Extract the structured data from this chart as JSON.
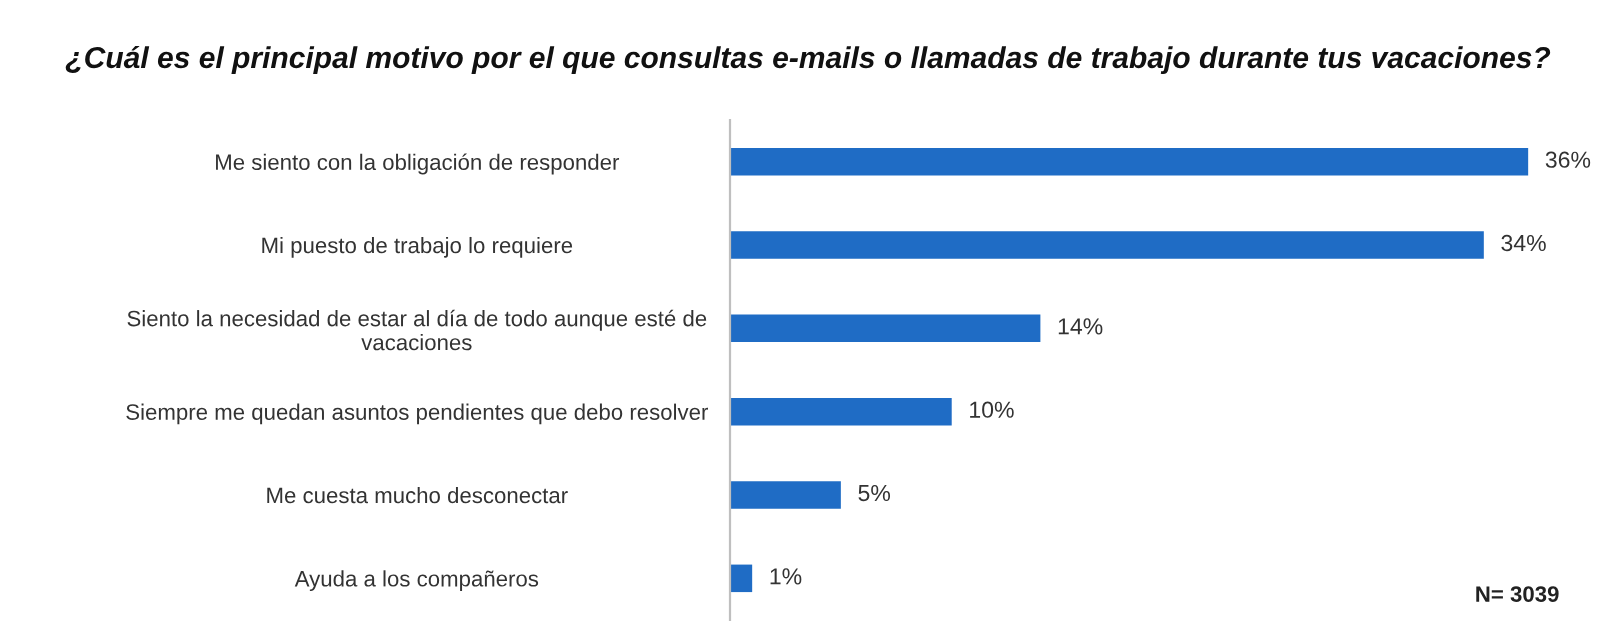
{
  "chart_data": {
    "type": "bar",
    "orientation": "horizontal",
    "title": "¿Cuál es el principal motivo por el que consultas e-mails o llamadas de trabajo durante tus vacaciones?",
    "categories": [
      "Me siento con la obligación de responder",
      "Mi puesto de trabajo lo requiere",
      "Siento la necesidad de estar al día de todo aunque esté de\nvacaciones",
      "Siempre me quedan asuntos pendientes que debo resolver",
      "Me cuesta mucho desconectar",
      "Ayuda a los compañeros"
    ],
    "values": [
      36,
      34,
      14,
      10,
      5,
      1
    ],
    "color": "#1f6cc5",
    "value_labels": [
      "36%",
      "34%",
      "14%",
      "10%",
      "5%",
      "1%"
    ],
    "annotations": [
      "N= 3039"
    ],
    "grid": false,
    "legend": false
  }
}
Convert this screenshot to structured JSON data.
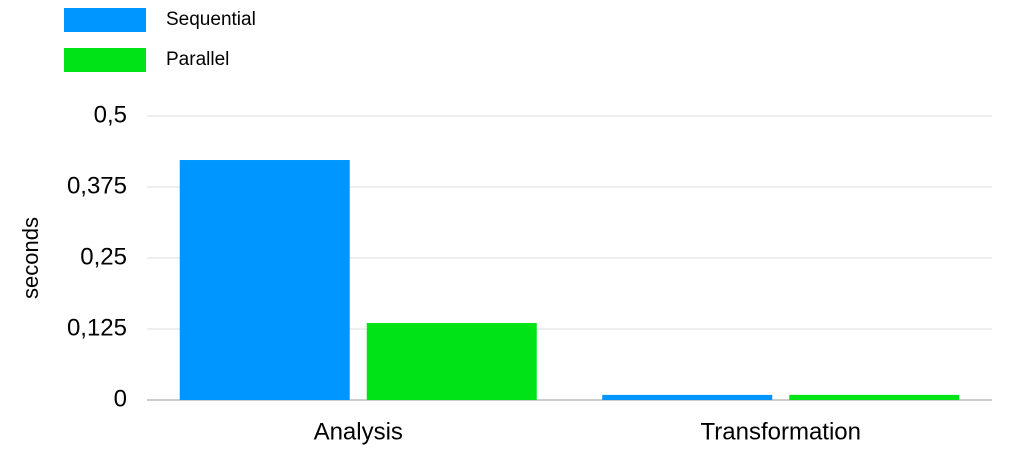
{
  "chart_data": {
    "type": "bar",
    "y_label": "seconds",
    "categories": [
      "Analysis",
      "Transformation"
    ],
    "series": [
      {
        "name": "Sequential",
        "color": "#0096ff",
        "values": [
          0.4225,
          0.009
        ]
      },
      {
        "name": "Parallel",
        "color": "#00e417",
        "values": [
          0.1355,
          0.009
        ]
      }
    ],
    "ylim": [
      0,
      0.5
    ],
    "yticks": [
      0,
      {
        "value": 0.125,
        "label": "0,125"
      },
      {
        "value": 0.25,
        "label": "0,25"
      },
      {
        "value": 0.375,
        "label": "0,375"
      },
      {
        "value": 0.5,
        "label": "0,5"
      }
    ],
    "grid": true,
    "legend": "top-left"
  }
}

= = = = =

• SET EXERCISE: Copy every line above that holds the word "JSON".

• ANSWER TO THIS PROBLEM:
Extract the structured data from this chart as JSON.
Convert this screenshot to structured JSON data.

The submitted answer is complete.